Given data –
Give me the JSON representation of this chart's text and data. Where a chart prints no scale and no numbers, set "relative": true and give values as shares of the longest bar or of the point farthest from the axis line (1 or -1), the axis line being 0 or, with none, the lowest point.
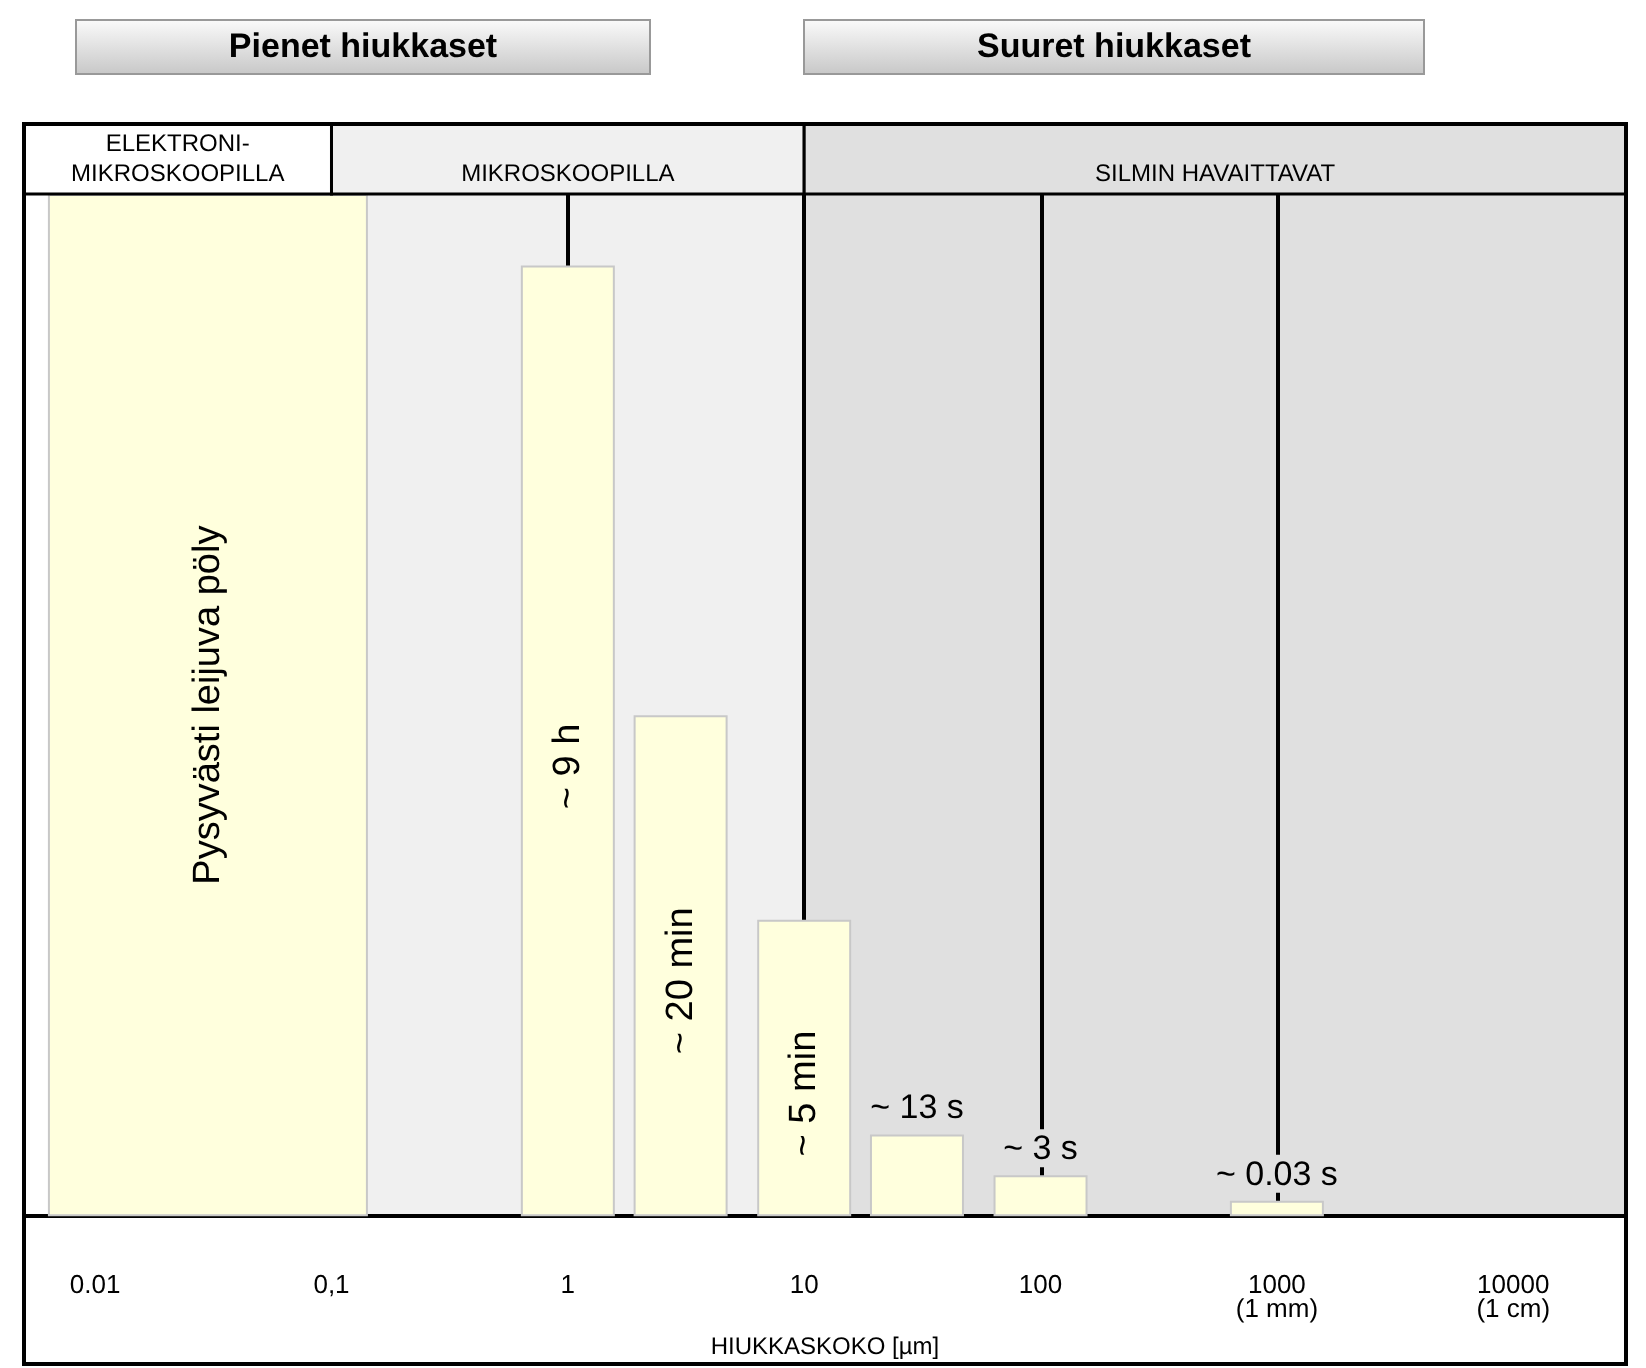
{
  "chart_data": {
    "type": "bar",
    "relative": true,
    "xlabel": "HIUKKASKOKO [µm]",
    "log": "x",
    "xlim": [
      0.005,
      30000
    ],
    "xticks": [
      {
        "value": 0.01,
        "label": "0.01"
      },
      {
        "value": 0.1,
        "label": "0,1"
      },
      {
        "value": 1,
        "label": "1"
      },
      {
        "value": 10,
        "label": "10"
      },
      {
        "value": 100,
        "label": "100"
      },
      1000,
      10000
    ],
    "series": [
      {
        "color": "#ffffdd",
        "x": [
          0.03
        ],
        "values": [
          1
        ]
      },
      {
        "color": "#ffffdd",
        "x": [
          1,
          3,
          10,
          30,
          100,
          1000
        ],
        "values": [
          0.93,
          0.49,
          0.29,
          0.08,
          0.04,
          0.015
        ]
      }
    ],
    "bands": [
      {
        "axis": "x",
        "from": 0.1,
        "to": 10,
        "label": "MIKROSKOOPILLA",
        "color": "#f0f0f0"
      },
      {
        "axis": "x",
        "from": 10,
        "to": 30000,
        "label": "SILMIN HAVAITTAVAT",
        "color": "#e0e0e0"
      }
    ],
    "ref_lines": [
      {
        "axis": "x",
        "value": 1,
        "color": "#000000"
      },
      {
        "axis": "x",
        "value": 10,
        "color": "#000000"
      },
      {
        "axis": "x",
        "value": 100,
        "color": "#000000"
      },
      {
        "axis": "x",
        "value": 1000,
        "color": "#000000"
      }
    ],
    "annotations": [
      "Pienet hiukkaset",
      "Suuret hiukkaset",
      "(1 mm)",
      "(1 cm)",
      "Pysyvästi leijuva pöly",
      "~ 20 min",
      "ELEKTRONI-\nMIKROSKOOPILLA",
      {
        "text": "~ 9 h",
        "x": 1,
        "y": 0.44
      },
      {
        "text": "~ 5 min",
        "x": 10,
        "y": 0.12
      },
      {
        "text": "~ 13 s",
        "x": 30,
        "y": 0.08
      },
      {
        "text": "~ 3 s",
        "x": 100,
        "y": 0.04
      },
      {
        "text": "~ 0.03 s",
        "x": 1000,
        "y": 0.015
      }
    ]
  }
}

What is asked –
From the entries, report each line that includes the word "relative".

Exercise answer –
Give me the JSON representation of this chart's text and data. Where a chart prints no scale and no numbers, set "relative": true and give values as shares of the longest bar or of the point farthest from the axis line (1 or -1), the axis line being 0 or, with none, the lowest point.
    "relative": true,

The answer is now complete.